Aim
Tally the lines that contain the string "this" and give the number by itself.

[Collected data entries]
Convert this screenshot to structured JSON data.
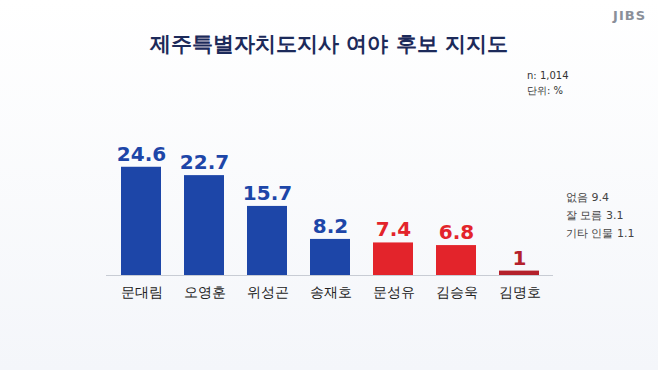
{
  "chart_data": {
    "type": "bar",
    "title": "제주특별자치도지사 여야 후보 지지도",
    "logo": "JIBS",
    "annotations": [
      "n: 1,014",
      "단위: %",
      "없음 9.4",
      "잘 모름 3.1",
      "기타 인물 1.1"
    ],
    "categories": [
      "문대림",
      "오영훈",
      "위성곤",
      "송재호",
      "문성유",
      "김승욱",
      "김명호"
    ],
    "values": [
      24.6,
      22.7,
      15.7,
      8.2,
      7.4,
      6.8,
      1.0
    ],
    "colors": [
      "#1d46a8",
      "#1d46a8",
      "#1d46a8",
      "#1d46a8",
      "#e3242b",
      "#e3242b",
      "#b4212b"
    ],
    "ylim": [
      0,
      30
    ],
    "yticks": [],
    "grid": false,
    "data_labels": true,
    "tick_labels": "x"
  }
}
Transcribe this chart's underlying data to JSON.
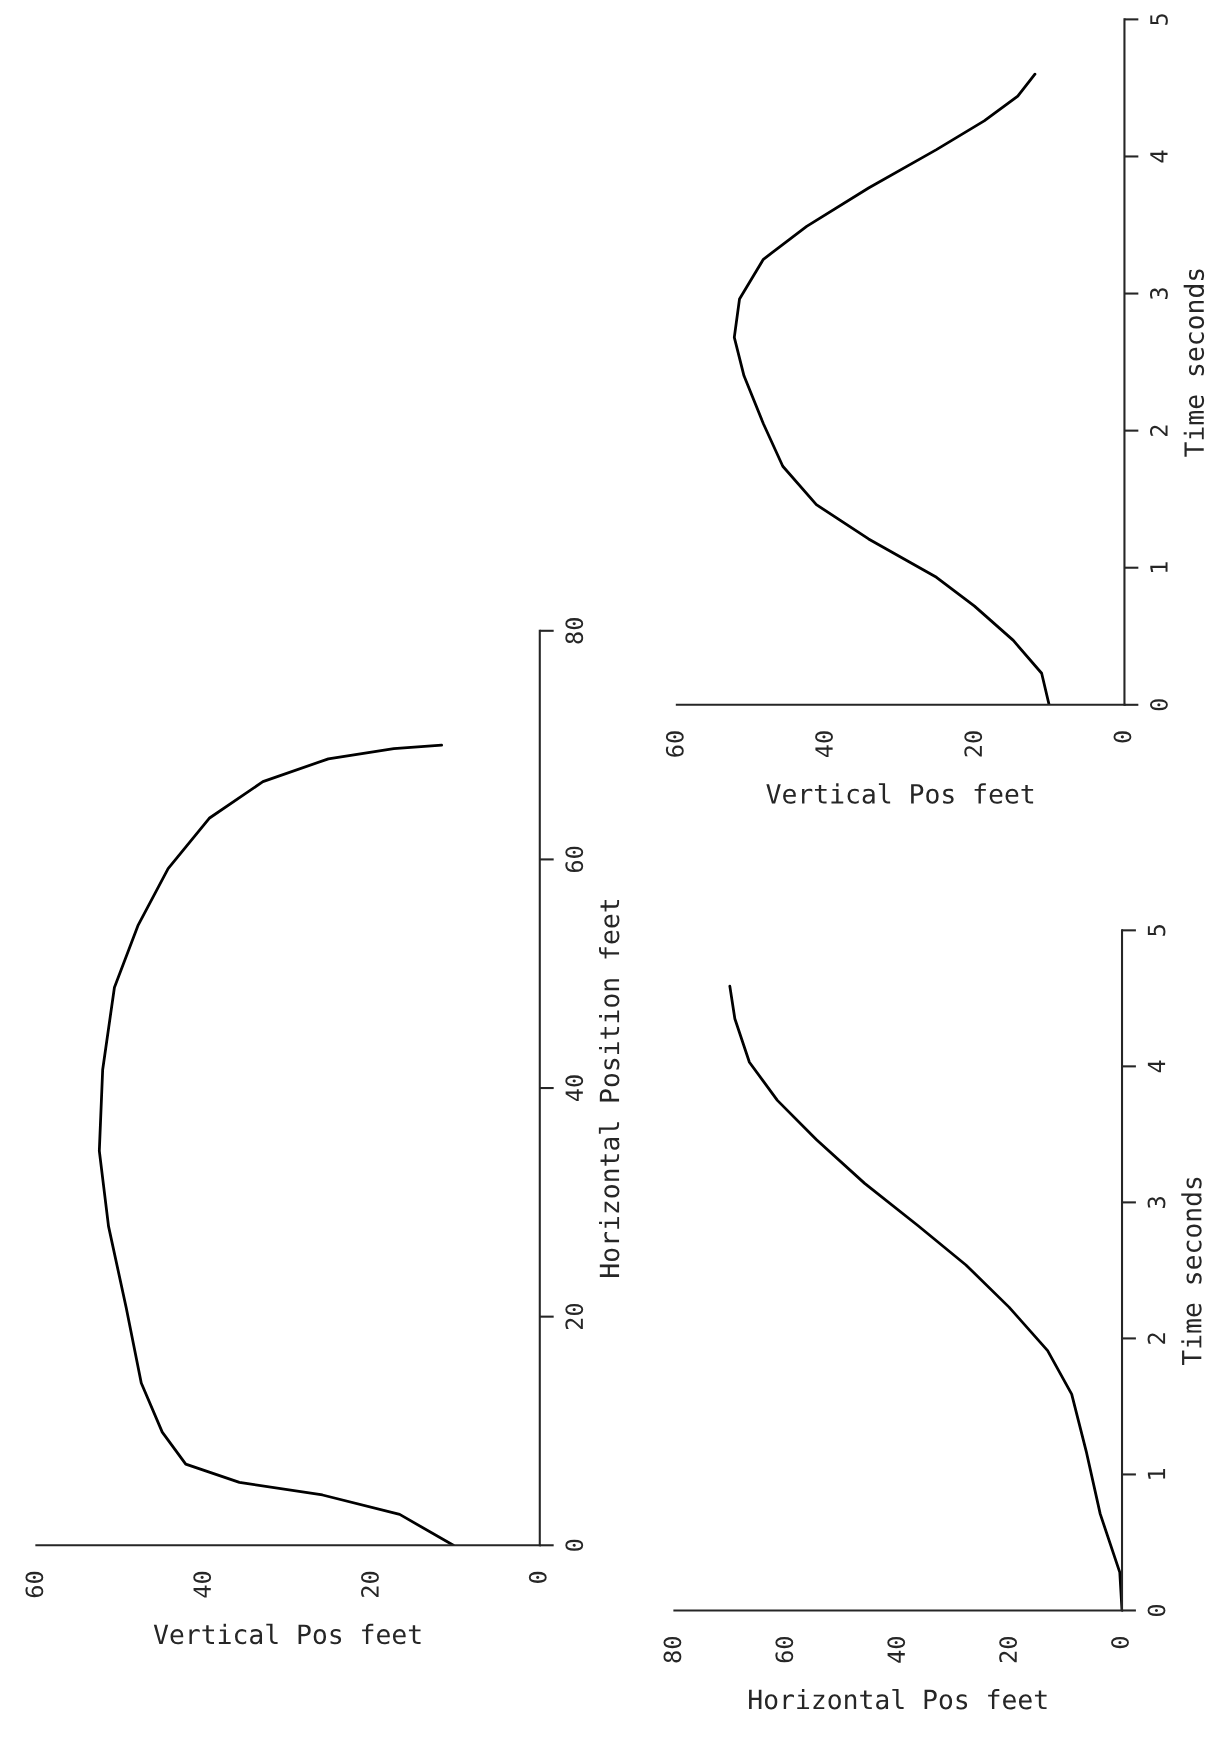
{
  "chart_data": [
    {
      "type": "line",
      "xlabel": "Vertical Pos feet",
      "ylabel": "Horizontal Position feet",
      "series": [
        {
          "color": "#000000",
          "x": [
            10.3,
            16.7,
            25.9,
            35.8,
            42.2,
            45,
            47.5,
            49.3,
            51.4,
            52.5,
            52.1,
            50.7,
            47.9,
            44.3,
            39.4,
            33,
            25.2,
            17.4,
            11.7
          ],
          "values": [
            0,
            2.7,
            4.4,
            5.5,
            7.1,
            9.9,
            14.2,
            20.8,
            27.9,
            34.5,
            41.6,
            48.8,
            54.2,
            59.2,
            63.6,
            66.8,
            68.8,
            69.7,
            70
          ]
        }
      ],
      "xlim": [
        60,
        0
      ],
      "xticks": [
        60,
        40,
        20,
        0
      ],
      "ylim": [
        0,
        80
      ],
      "yticks": [
        0,
        20,
        40,
        60,
        80
      ],
      "grid": false
    },
    {
      "type": "line",
      "xlabel": "Vertical Pos feet",
      "ylabel": "Time seconds",
      "series": [
        {
          "color": "#000000",
          "x": [
            10.1,
            11.1,
            14.9,
            20.1,
            25.2,
            34.3,
            41.3,
            45.8,
            48.4,
            51,
            52.3,
            51.6,
            48.4,
            42.6,
            34.3,
            25.2,
            18.8,
            14.3,
            12
          ],
          "values": [
            0,
            0.23,
            0.47,
            0.72,
            0.93,
            1.21,
            1.46,
            1.74,
            2.05,
            2.4,
            2.68,
            2.96,
            3.25,
            3.49,
            3.77,
            4.05,
            4.26,
            4.44,
            4.6
          ]
        }
      ],
      "xlim": [
        60,
        0
      ],
      "xticks": [
        60,
        40,
        20,
        0
      ],
      "ylim": [
        0,
        5
      ],
      "yticks": [
        0,
        1,
        2,
        3,
        4,
        5
      ],
      "grid": false
    },
    {
      "type": "line",
      "xlabel": "Horizontal Pos feet",
      "ylabel": "Time seconds",
      "series": [
        {
          "color": "#000000",
          "x": [
            0,
            0.4,
            3.9,
            6.4,
            9,
            13.3,
            20.2,
            27.9,
            36.5,
            46,
            54.6,
            61.6,
            66.6,
            69.2,
            70.1
          ],
          "values": [
            0,
            0.28,
            0.71,
            1.17,
            1.59,
            1.91,
            2.23,
            2.54,
            2.83,
            3.14,
            3.46,
            3.75,
            4.03,
            4.35,
            4.59
          ]
        }
      ],
      "xlim": [
        80,
        0
      ],
      "xticks": [
        80,
        60,
        40,
        20,
        0
      ],
      "ylim": [
        0,
        5
      ],
      "yticks": [
        0,
        1,
        2,
        3,
        4,
        5
      ],
      "grid": false
    }
  ]
}
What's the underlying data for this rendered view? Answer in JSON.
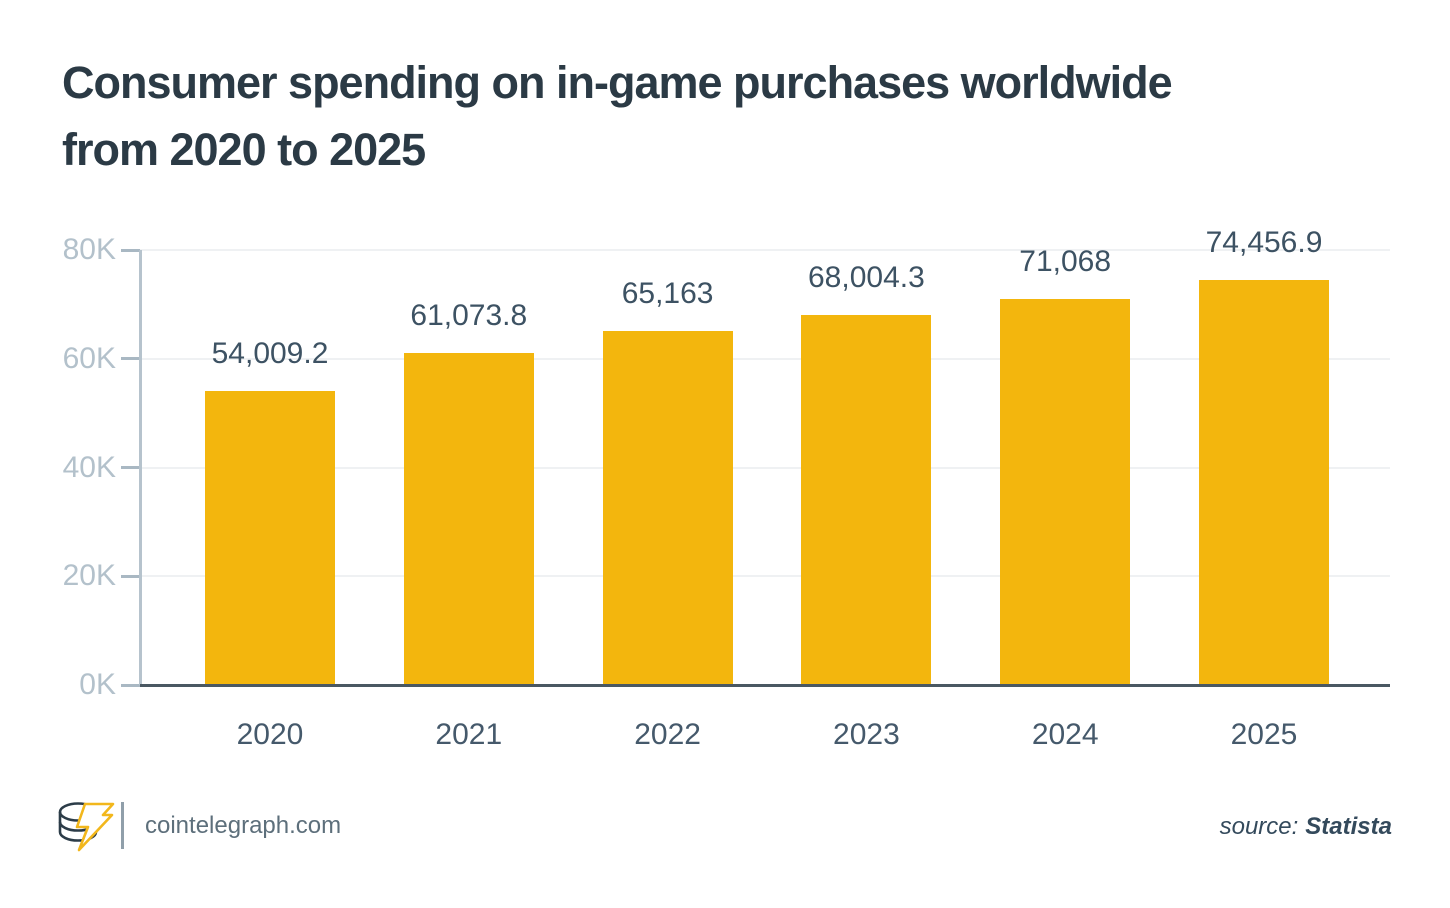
{
  "header": {
    "title": "Consumer spending on in-game purchases worldwide from 2020 to 2025"
  },
  "chart_data": {
    "type": "bar",
    "title": "Consumer spending on in-game purchases worldwide from 2020 to 2025",
    "categories": [
      "2020",
      "2021",
      "2022",
      "2023",
      "2024",
      "2025"
    ],
    "values": [
      54009.2,
      61073.8,
      65163,
      68004.3,
      71068,
      74456.9
    ],
    "value_labels": [
      "54,009.2",
      "61,073.8",
      "65,163",
      "68,004.3",
      "71,068",
      "74,456.9"
    ],
    "xlabel": "",
    "ylabel": "",
    "ylim": [
      0,
      80000
    ],
    "yticks": [
      {
        "value": 80000,
        "label": "80K"
      },
      {
        "value": 60000,
        "label": "60K"
      },
      {
        "value": 40000,
        "label": "40K"
      },
      {
        "value": 20000,
        "label": "20K"
      },
      {
        "value": 0,
        "label": "0K"
      }
    ],
    "grid": true,
    "legend": false,
    "bar_color": "#F3B60D"
  },
  "footer": {
    "logo_icon": "cointelegraph-coin-stack-lightning-logo",
    "site": "cointelegraph.com",
    "source_prefix": "source:",
    "source_name": "Statista"
  },
  "colors": {
    "bar": "#F3B60D",
    "title_text": "#2B3A45",
    "y_axis_text": "#B3C1CB",
    "x_axis_text": "#45596B",
    "value_label_text": "#3D5263",
    "gridline": "#EFF1F3",
    "baseline": "#4A5862",
    "axis_line": "#B6C3CD",
    "footer_site_text": "#5D6F7B",
    "source_text": "#344A5C",
    "logo_yellow": "#F2B71C",
    "logo_dark": "#2C3C48"
  }
}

Response
3